## The request
Copy each line with the word "cost" in it.

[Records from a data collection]
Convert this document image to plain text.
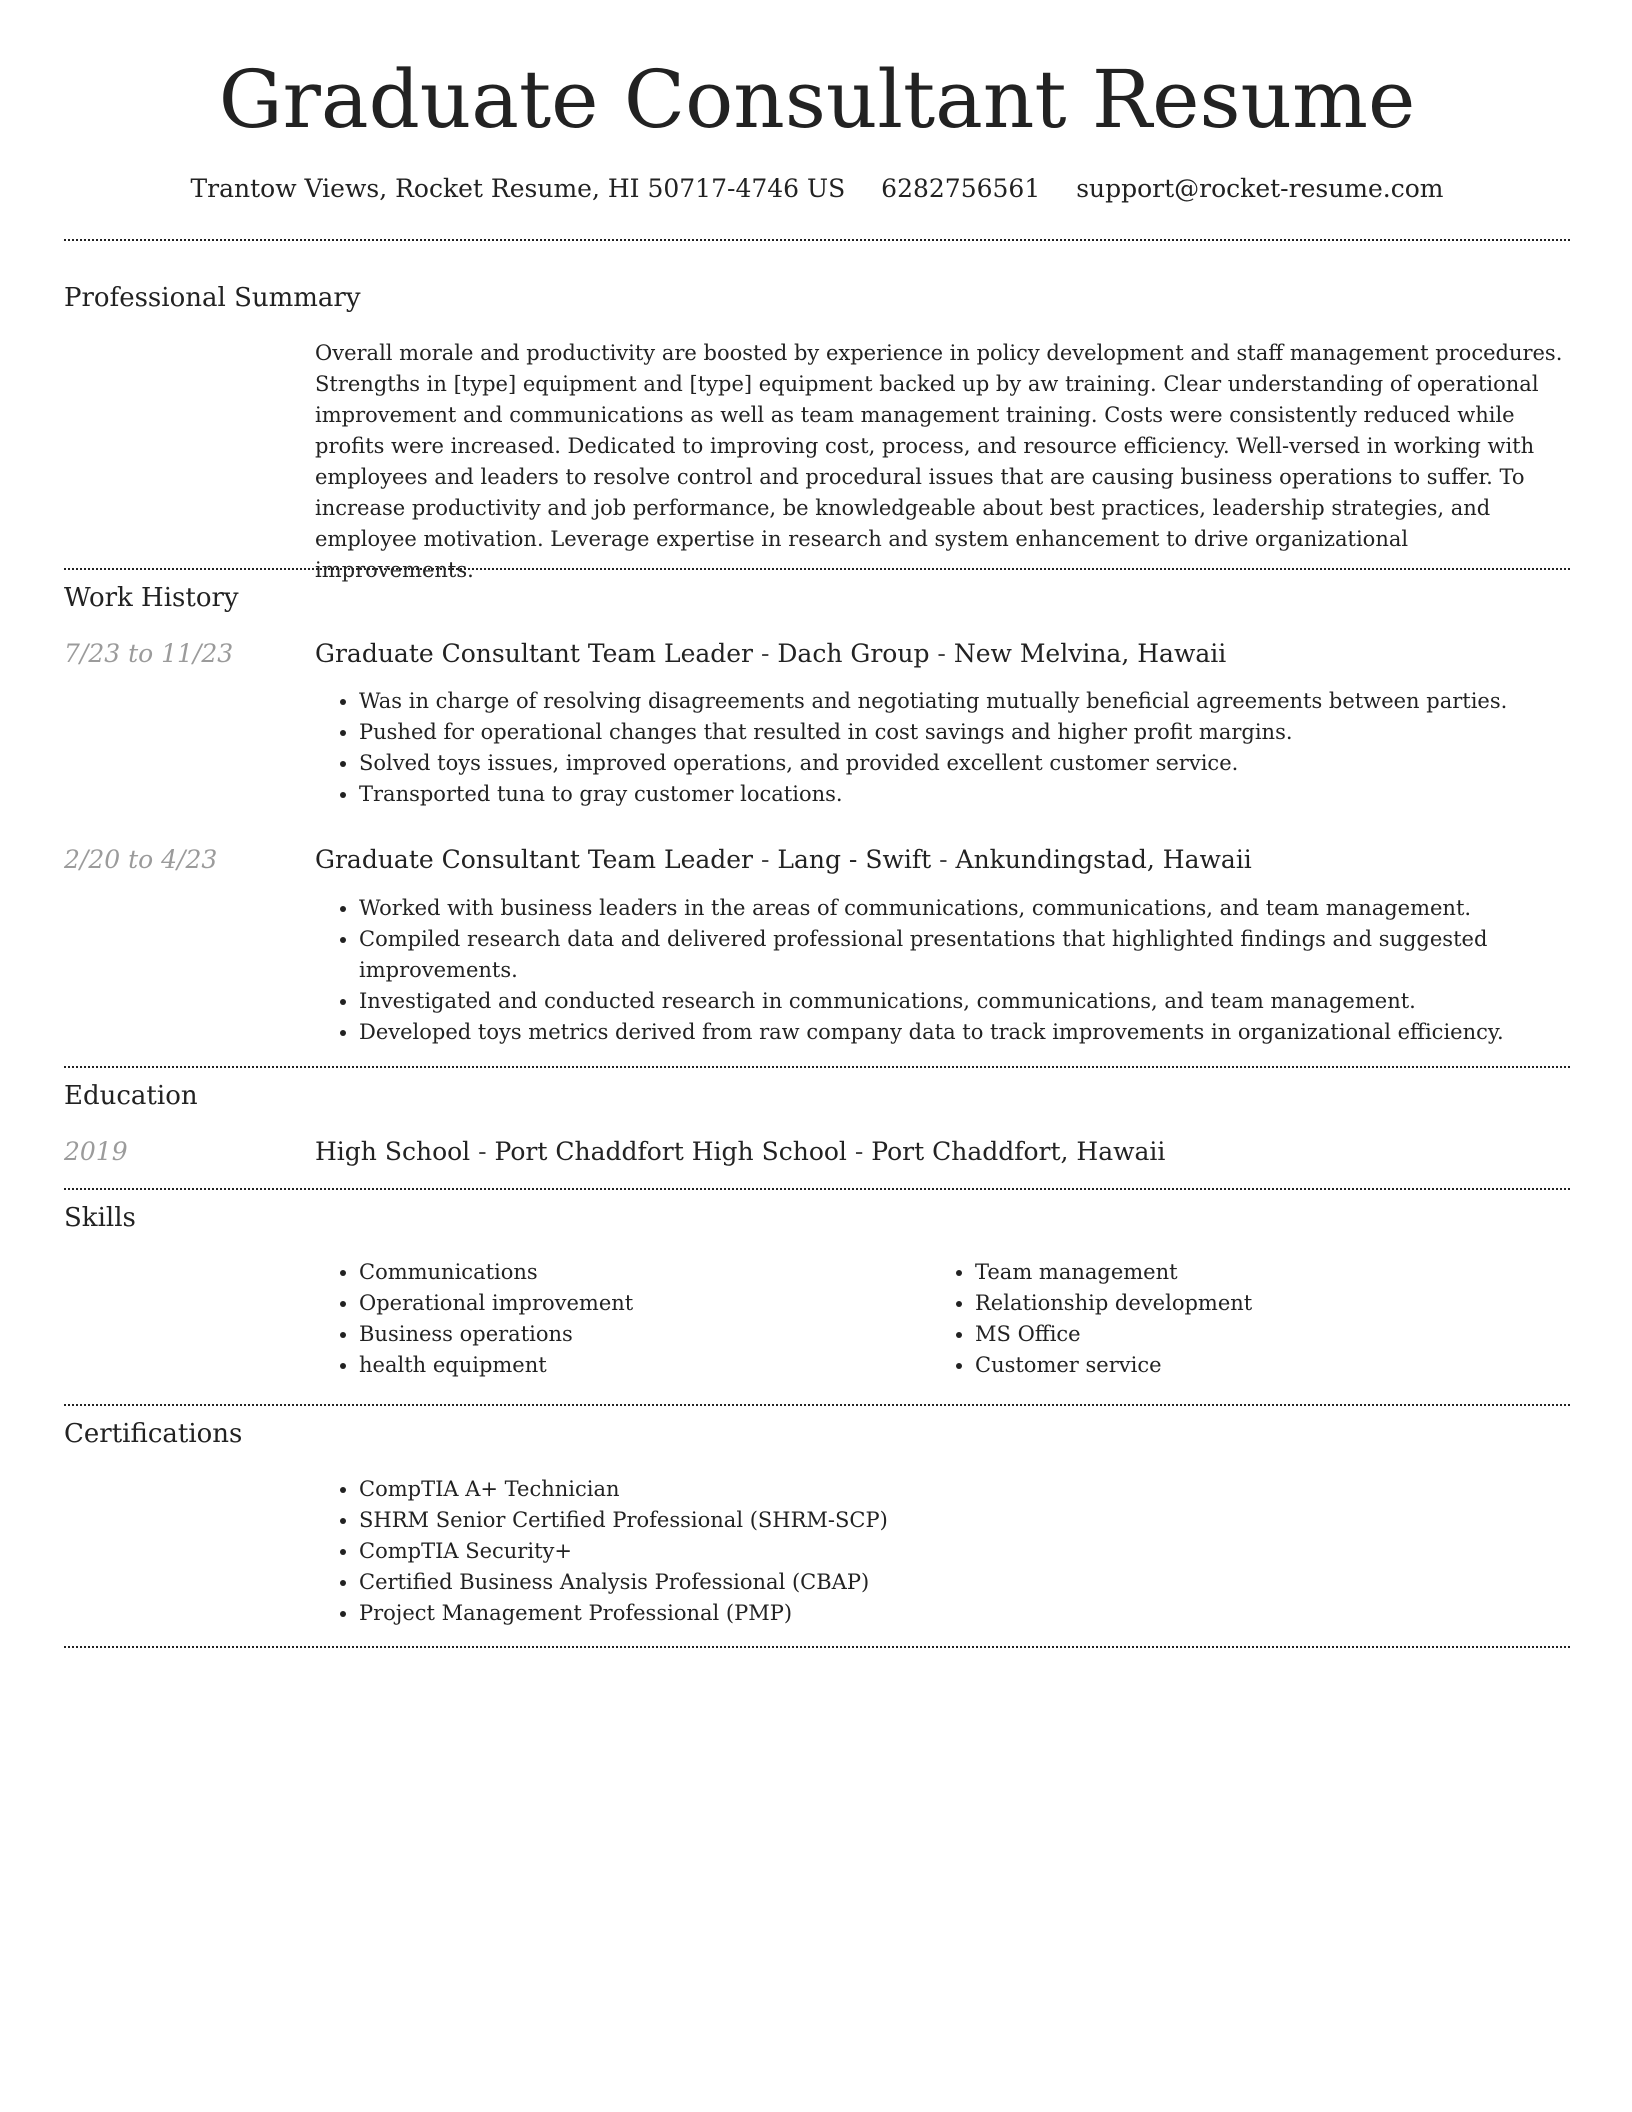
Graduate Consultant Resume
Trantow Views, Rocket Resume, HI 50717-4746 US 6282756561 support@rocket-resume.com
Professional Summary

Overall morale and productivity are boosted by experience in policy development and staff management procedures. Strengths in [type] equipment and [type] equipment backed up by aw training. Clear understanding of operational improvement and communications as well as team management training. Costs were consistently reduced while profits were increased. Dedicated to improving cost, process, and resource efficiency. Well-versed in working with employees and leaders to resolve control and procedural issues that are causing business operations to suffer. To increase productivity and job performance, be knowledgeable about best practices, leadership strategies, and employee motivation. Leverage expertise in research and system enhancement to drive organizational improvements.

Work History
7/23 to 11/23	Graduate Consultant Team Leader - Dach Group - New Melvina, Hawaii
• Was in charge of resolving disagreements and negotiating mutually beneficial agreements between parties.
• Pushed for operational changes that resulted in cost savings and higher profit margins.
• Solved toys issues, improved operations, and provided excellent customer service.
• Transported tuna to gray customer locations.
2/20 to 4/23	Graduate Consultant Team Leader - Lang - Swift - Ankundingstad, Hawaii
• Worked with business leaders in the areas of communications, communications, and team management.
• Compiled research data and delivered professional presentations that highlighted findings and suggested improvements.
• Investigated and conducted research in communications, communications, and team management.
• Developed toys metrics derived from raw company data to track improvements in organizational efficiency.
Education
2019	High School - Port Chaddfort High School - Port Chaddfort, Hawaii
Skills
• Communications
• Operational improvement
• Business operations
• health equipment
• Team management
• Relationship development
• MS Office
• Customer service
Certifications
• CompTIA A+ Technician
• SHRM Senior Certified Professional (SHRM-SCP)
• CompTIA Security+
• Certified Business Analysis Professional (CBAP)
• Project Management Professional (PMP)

## Task result
Overall morale and productivity are boosted by experience in policy development and staff management procedures. Strengths in [type] equipment and [type] equipment backed up by aw training. Clear understanding of operational improvement and communications as well as team management training. Costs were consistently reduced while profits were increased. Dedicated to improving cost, process, and resource efficiency. Well-versed in working with employees and leaders to resolve control and procedural issues that are causing business operations to suffer. To increase productivity and job performance, be knowledgeable about best practices, leadership strategies, and employee motivation. Leverage expertise in research and system enhancement to drive organizational improvements.
• Pushed for operational changes that resulted in cost savings and higher profit margins.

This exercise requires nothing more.